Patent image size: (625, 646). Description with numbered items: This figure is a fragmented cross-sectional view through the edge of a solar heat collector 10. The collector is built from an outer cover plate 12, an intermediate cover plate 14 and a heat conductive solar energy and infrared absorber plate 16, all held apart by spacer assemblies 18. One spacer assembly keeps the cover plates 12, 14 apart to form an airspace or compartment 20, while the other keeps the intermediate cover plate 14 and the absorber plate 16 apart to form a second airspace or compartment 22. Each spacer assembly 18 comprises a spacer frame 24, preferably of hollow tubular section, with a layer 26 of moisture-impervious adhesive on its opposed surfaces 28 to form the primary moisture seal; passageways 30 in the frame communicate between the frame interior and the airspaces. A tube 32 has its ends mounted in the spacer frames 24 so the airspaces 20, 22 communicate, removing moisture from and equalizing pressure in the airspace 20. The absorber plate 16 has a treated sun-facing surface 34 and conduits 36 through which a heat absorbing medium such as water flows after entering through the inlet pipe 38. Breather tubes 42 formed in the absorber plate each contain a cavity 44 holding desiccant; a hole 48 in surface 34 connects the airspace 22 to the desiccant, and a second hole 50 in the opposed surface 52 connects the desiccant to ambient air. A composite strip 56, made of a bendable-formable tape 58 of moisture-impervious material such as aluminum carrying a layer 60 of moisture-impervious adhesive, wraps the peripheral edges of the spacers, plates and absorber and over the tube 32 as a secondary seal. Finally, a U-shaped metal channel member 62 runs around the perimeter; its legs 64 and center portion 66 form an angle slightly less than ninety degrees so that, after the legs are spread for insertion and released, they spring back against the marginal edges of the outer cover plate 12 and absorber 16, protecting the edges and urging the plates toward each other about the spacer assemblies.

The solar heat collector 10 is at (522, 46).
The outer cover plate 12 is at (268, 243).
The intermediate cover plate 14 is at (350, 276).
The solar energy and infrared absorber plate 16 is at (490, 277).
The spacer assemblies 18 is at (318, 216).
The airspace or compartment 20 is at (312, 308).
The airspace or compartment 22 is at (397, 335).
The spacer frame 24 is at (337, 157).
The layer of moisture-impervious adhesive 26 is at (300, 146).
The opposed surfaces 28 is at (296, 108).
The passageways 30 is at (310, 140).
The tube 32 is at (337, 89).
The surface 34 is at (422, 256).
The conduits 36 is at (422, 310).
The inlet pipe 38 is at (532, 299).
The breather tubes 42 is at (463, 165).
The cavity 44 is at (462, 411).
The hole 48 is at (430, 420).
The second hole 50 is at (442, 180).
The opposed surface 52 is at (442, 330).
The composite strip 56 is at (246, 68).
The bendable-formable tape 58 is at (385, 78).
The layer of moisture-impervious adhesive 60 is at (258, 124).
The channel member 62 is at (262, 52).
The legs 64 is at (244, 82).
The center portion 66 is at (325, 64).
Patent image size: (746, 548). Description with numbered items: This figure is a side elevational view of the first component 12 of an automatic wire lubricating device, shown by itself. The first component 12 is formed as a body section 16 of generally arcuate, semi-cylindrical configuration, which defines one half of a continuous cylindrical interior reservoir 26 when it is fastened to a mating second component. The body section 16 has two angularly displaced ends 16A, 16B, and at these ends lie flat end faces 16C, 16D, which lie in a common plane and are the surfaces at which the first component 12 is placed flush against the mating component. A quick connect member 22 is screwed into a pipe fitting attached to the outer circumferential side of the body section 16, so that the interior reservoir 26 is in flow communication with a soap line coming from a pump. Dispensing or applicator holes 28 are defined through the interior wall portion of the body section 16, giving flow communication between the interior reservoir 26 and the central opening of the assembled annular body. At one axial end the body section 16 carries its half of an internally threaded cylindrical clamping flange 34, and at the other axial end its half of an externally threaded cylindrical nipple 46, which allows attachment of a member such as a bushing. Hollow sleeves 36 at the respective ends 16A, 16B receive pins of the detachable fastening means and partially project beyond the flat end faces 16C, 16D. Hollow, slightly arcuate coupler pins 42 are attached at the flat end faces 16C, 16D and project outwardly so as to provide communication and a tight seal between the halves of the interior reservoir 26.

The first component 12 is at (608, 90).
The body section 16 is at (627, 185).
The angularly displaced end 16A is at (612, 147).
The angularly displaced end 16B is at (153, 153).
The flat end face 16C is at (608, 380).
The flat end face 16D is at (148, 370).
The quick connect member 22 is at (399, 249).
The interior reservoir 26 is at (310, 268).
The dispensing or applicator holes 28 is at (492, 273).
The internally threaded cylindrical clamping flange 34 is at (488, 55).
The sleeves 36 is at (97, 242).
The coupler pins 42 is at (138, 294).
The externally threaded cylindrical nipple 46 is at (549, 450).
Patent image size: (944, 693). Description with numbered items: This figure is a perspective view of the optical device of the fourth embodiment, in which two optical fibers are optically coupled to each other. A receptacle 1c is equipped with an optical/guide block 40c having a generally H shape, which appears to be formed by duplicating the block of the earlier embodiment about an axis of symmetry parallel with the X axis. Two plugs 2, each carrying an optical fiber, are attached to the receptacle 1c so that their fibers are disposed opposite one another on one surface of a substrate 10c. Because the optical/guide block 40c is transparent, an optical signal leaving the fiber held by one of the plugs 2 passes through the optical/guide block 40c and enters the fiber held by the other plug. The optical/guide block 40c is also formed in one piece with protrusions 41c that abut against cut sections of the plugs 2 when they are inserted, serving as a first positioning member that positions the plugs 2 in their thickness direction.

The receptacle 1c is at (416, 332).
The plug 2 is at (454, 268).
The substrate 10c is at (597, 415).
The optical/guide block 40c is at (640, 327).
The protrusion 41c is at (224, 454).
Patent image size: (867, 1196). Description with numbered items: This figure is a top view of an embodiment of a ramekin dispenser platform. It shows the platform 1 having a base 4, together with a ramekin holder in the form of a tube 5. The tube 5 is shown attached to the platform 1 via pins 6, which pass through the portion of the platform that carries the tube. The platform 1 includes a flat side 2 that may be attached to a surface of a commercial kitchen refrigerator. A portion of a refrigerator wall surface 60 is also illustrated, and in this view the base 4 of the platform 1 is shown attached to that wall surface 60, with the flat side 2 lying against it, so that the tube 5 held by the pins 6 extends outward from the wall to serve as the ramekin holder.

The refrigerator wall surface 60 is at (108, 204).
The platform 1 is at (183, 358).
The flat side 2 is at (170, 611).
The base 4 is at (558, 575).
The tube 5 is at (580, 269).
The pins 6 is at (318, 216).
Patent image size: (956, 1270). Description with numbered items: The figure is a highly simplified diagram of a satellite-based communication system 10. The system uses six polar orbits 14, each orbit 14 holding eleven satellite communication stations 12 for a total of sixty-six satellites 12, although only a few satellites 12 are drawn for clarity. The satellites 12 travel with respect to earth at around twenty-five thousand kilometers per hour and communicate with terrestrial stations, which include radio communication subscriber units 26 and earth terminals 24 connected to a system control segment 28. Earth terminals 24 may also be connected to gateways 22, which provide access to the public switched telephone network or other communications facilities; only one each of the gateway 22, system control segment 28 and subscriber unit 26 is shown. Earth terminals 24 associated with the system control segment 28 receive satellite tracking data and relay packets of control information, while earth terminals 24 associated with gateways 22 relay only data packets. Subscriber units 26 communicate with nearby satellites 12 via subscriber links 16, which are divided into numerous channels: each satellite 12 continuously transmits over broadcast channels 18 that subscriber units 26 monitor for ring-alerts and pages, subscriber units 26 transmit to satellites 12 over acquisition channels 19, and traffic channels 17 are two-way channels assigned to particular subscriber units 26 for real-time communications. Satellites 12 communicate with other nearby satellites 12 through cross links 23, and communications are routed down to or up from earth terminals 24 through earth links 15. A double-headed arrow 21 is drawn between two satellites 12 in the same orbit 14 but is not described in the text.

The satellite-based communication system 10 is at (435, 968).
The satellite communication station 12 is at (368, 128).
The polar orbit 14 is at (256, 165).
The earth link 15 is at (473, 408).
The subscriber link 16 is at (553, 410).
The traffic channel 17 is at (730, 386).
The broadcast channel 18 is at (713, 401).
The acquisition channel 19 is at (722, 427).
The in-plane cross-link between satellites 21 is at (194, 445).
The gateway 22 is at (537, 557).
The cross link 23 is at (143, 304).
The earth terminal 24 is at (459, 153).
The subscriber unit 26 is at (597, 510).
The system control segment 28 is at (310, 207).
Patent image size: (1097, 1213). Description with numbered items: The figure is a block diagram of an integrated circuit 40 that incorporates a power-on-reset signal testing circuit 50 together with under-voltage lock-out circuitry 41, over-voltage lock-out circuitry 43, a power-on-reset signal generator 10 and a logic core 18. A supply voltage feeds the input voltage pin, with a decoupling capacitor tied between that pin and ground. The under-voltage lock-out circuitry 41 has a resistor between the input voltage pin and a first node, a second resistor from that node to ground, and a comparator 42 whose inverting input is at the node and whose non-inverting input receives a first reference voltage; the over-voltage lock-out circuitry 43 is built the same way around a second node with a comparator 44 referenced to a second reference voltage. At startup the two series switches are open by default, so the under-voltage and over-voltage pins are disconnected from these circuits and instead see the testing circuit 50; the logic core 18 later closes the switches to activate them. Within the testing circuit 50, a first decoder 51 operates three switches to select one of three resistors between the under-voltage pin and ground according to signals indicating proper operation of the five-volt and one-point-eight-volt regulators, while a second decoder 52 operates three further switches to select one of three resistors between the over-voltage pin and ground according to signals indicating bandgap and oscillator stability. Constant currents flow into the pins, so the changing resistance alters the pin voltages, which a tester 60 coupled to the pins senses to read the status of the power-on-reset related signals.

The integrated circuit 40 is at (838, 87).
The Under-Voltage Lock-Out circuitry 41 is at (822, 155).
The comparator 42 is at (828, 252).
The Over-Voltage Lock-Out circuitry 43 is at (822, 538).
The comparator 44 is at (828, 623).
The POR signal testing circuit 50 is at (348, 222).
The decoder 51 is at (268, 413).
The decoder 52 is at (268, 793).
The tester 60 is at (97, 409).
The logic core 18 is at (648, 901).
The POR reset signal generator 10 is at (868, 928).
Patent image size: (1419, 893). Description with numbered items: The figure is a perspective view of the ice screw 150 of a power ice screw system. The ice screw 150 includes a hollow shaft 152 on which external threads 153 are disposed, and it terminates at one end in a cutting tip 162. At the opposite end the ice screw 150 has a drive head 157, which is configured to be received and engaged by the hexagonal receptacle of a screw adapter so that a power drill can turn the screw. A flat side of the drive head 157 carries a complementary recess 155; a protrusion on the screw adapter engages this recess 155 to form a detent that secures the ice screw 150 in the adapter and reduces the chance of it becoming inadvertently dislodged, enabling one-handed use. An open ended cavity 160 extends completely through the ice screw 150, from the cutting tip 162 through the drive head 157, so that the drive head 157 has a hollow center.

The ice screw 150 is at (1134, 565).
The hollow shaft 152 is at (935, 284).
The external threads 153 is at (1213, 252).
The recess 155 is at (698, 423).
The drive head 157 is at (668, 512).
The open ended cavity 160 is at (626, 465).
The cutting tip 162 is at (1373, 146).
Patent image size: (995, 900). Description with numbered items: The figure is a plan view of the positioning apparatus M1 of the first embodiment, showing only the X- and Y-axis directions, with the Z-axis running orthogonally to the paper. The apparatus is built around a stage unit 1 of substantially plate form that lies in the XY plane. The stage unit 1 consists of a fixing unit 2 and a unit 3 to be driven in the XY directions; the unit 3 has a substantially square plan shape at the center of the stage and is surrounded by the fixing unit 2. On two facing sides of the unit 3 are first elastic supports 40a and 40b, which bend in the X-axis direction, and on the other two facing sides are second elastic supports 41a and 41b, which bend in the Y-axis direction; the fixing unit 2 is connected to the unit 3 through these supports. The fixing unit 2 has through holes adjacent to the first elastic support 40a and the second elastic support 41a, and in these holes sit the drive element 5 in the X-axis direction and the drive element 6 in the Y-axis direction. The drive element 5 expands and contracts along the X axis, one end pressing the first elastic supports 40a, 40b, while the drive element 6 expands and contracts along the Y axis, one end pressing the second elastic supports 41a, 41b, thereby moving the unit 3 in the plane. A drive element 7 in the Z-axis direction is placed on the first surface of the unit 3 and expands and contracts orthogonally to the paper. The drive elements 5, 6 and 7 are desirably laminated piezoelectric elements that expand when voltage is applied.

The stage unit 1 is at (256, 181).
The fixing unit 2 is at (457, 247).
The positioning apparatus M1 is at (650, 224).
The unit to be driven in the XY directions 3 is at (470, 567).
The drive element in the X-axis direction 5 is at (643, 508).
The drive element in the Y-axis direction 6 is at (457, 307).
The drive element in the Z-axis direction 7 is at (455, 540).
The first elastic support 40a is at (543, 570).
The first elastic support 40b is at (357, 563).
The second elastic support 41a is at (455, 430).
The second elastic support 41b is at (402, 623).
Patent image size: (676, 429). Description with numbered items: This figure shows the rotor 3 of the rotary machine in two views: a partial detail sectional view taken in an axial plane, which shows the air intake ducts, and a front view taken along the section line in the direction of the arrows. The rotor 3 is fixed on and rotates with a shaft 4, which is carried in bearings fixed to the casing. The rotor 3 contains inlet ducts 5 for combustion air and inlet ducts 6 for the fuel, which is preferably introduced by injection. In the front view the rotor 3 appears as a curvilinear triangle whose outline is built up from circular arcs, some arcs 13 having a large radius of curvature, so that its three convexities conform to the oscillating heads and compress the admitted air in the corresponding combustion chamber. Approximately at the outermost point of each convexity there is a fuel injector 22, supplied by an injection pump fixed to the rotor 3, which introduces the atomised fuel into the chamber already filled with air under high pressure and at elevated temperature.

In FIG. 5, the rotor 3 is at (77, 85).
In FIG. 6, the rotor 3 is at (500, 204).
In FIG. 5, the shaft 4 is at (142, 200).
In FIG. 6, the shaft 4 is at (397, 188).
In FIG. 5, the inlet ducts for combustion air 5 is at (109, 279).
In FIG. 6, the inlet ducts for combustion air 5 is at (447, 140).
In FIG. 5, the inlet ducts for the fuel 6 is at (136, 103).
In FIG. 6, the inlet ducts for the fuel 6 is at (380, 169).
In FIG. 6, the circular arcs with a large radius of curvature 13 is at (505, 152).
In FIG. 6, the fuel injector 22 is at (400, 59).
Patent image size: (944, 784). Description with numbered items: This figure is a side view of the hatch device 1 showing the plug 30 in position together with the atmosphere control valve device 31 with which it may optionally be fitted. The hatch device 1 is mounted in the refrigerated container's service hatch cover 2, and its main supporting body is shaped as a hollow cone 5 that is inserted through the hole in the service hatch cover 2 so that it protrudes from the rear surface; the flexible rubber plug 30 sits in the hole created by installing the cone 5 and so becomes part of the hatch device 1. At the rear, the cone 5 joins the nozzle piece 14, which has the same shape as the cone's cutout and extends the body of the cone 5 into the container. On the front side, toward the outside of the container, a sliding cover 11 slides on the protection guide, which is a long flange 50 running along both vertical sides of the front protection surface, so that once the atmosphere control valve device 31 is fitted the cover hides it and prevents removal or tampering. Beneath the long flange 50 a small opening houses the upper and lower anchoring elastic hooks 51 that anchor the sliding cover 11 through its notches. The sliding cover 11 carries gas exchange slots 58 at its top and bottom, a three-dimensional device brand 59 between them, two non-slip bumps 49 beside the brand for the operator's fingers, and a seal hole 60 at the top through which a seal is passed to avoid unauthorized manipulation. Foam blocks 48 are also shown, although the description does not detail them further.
■ ■ ■
WHAT IS EXPECTED >>
Please copy out the lines above exactly, starting at the line containing "Patent image size: (956, 1270)." and ending at the line containing "The satellite-based communication", with both of those lines included.

ANSWER TO THIS PROBLEM >>
Patent image size: (956, 1270). Description with numbered items: The figure is a highly simplified diagram of a satellite-based communication system 10. The system uses six polar orbits 14, each orbit 14 holding eleven satellite communication stations 12 for a total of sixty-six satellites 12, although only a few satellites 12 are drawn for clarity. The satellites 12 travel with respect to earth at around twenty-five thousand kilometers per hour and communicate with terrestrial stations, which include radio communication subscriber units 26 and earth terminals 24 connected to a system control segment 28. Earth terminals 24 may also be connected to gateways 22, which provide access to the public switched telephone network or other communications facilities; only one each of the gateway 22, system control segment 28 and subscriber unit 26 is shown. Earth terminals 24 associated with the system control segment 28 receive satellite tracking data and relay packets of control information, while earth terminals 24 associated with gateways 22 relay only data packets. Subscriber units 26 communicate with nearby satellites 12 via subscriber links 16, which are divided into numerous channels: each satellite 12 continuously transmits over broadcast channels 18 that subscriber units 26 monitor for ring-alerts and pages, subscriber units 26 transmit to satellites 12 over acquisition channels 19, and traffic channels 17 are two-way channels assigned to particular subscriber units 26 for real-time communications. Satellites 12 communicate with other nearby satellites 12 through cross links 23, and communications are routed down to or up from earth terminals 24 through earth links 15. A double-headed arrow 21 is drawn between two satellites 12 in the same orbit 14 but is not described in the text.

The satellite-based communication system 10 is at (435, 968).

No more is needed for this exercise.